(Records excerpted from a collection)
◆ ◆ ◆ ◆ ◆ ◆ ◆
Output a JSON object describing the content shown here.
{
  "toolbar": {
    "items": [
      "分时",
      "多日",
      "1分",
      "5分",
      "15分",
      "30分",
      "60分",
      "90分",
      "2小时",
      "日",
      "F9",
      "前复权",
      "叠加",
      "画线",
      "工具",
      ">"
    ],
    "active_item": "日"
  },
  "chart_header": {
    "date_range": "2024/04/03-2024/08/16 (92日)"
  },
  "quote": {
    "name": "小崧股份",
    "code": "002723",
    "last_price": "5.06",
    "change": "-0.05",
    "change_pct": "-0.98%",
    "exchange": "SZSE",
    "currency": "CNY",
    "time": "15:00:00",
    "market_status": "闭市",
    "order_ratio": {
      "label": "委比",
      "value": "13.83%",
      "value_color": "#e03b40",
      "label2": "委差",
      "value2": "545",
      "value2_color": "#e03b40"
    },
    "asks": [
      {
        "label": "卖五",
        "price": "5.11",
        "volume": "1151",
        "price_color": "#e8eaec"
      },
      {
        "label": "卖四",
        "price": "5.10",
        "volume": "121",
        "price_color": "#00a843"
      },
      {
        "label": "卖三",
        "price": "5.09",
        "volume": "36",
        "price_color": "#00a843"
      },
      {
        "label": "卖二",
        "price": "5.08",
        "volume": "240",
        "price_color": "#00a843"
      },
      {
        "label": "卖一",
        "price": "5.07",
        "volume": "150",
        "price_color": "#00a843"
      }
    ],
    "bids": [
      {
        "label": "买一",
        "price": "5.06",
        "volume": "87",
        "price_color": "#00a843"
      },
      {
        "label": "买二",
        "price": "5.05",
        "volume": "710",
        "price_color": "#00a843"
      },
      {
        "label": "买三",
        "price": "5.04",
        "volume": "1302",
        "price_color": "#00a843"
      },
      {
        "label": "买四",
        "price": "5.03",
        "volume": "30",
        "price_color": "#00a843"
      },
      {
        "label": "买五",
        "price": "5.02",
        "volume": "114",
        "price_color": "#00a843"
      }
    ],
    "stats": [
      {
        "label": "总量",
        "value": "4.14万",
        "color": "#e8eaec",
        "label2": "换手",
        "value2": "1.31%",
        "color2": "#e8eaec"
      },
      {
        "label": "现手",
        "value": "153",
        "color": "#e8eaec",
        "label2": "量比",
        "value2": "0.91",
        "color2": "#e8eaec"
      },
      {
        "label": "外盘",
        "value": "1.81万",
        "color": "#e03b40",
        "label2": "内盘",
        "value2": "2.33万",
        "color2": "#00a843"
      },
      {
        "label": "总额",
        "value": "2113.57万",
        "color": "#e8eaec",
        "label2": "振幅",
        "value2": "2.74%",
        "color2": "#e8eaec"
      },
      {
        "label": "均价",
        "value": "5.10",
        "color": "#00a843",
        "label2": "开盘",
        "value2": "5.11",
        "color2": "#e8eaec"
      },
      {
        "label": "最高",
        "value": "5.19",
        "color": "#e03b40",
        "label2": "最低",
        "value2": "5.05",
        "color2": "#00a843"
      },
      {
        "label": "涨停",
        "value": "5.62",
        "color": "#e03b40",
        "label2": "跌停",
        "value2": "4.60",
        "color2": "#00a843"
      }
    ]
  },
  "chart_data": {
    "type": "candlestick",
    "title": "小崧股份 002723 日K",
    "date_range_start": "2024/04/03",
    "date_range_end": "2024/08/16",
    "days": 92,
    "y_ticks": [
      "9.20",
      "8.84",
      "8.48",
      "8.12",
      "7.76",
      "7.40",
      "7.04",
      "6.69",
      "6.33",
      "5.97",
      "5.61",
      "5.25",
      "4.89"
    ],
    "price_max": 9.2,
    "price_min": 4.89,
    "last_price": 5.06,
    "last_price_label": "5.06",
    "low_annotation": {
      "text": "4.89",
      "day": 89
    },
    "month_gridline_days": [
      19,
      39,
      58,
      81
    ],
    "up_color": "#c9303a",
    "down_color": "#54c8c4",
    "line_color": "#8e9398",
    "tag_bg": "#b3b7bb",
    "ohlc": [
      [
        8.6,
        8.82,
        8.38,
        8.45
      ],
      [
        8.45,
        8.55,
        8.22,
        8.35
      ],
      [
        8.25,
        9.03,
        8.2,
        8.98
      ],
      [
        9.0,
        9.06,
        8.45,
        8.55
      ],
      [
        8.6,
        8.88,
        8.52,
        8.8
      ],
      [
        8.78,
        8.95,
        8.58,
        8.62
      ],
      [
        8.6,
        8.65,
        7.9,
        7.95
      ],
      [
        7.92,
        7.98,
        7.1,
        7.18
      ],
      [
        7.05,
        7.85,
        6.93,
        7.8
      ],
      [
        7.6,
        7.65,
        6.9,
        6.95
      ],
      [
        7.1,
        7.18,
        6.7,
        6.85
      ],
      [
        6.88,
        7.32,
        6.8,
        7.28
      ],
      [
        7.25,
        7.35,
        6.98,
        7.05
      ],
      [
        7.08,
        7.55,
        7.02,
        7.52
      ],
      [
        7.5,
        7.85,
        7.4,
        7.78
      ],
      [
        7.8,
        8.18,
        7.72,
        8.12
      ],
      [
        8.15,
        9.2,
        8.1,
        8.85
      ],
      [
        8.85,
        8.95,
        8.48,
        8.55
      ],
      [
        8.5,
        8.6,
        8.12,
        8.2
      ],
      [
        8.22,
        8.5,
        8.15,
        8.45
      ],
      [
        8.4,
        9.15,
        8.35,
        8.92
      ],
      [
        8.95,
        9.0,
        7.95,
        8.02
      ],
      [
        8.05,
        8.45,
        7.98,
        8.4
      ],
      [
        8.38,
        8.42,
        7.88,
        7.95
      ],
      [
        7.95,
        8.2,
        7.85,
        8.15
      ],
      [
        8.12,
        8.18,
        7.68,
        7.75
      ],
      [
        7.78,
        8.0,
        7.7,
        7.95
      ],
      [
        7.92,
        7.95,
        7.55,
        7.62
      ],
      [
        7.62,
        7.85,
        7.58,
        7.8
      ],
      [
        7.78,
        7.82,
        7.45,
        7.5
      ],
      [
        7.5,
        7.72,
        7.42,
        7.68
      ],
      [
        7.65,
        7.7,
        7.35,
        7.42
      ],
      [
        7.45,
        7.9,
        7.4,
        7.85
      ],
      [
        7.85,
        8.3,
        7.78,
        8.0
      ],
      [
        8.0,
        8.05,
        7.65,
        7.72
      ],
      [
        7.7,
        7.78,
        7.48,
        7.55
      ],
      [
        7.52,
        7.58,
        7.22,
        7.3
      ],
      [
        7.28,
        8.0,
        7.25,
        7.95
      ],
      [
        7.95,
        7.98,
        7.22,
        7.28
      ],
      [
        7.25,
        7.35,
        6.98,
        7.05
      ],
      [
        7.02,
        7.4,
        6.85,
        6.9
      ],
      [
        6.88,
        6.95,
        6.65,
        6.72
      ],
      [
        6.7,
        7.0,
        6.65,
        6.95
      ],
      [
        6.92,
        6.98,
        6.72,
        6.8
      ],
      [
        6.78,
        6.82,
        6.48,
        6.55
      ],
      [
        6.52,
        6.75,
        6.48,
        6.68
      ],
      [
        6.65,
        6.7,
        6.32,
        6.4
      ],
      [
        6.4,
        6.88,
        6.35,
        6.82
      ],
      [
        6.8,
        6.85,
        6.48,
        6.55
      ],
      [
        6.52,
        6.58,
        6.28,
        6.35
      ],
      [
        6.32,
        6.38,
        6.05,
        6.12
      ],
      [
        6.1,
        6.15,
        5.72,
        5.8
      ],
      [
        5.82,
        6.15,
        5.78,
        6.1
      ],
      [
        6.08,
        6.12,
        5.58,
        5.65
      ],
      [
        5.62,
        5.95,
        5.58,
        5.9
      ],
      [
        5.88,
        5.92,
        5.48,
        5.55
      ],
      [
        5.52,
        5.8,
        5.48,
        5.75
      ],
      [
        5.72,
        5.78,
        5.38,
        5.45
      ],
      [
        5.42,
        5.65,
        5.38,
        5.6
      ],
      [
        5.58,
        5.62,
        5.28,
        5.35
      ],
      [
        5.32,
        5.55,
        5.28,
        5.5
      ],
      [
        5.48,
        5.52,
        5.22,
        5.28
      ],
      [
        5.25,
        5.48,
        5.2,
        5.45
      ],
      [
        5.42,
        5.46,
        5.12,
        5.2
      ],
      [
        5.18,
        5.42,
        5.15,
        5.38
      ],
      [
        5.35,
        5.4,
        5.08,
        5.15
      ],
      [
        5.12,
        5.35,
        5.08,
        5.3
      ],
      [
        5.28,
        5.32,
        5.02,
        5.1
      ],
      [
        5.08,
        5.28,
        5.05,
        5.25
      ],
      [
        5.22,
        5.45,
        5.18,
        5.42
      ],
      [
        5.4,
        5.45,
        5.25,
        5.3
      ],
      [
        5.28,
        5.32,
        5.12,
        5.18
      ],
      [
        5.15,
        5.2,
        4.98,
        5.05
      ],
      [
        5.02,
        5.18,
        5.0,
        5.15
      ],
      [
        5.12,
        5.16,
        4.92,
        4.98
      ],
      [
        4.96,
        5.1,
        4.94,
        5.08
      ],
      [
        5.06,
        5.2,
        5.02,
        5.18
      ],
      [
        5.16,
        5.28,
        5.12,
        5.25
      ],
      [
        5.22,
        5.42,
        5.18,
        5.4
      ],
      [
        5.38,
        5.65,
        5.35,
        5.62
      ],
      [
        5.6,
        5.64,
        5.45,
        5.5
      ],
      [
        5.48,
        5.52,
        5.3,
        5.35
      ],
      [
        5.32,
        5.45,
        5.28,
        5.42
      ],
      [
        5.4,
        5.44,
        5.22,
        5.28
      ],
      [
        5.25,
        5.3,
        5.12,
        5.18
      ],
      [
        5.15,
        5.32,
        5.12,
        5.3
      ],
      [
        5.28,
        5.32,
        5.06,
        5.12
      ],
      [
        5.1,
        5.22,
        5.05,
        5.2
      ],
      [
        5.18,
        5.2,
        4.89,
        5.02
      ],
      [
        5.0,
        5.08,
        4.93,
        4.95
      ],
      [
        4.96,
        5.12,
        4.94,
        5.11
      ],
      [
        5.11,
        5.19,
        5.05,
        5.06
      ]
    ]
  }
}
◆ ◆ ◆ ◆ ◆ ◆ ◆
*What is being asked:* Copy each line above that contains the word "volume".

*Exercise response:*
        "volume": "1151",
        "volume": "121",
        "volume": "36",
        "volume": "240",
        "volume": "150",
        "volume": "87",
        "volume": "710",
        "volume": "1302",
        "volume": "30",
        "volume": "114",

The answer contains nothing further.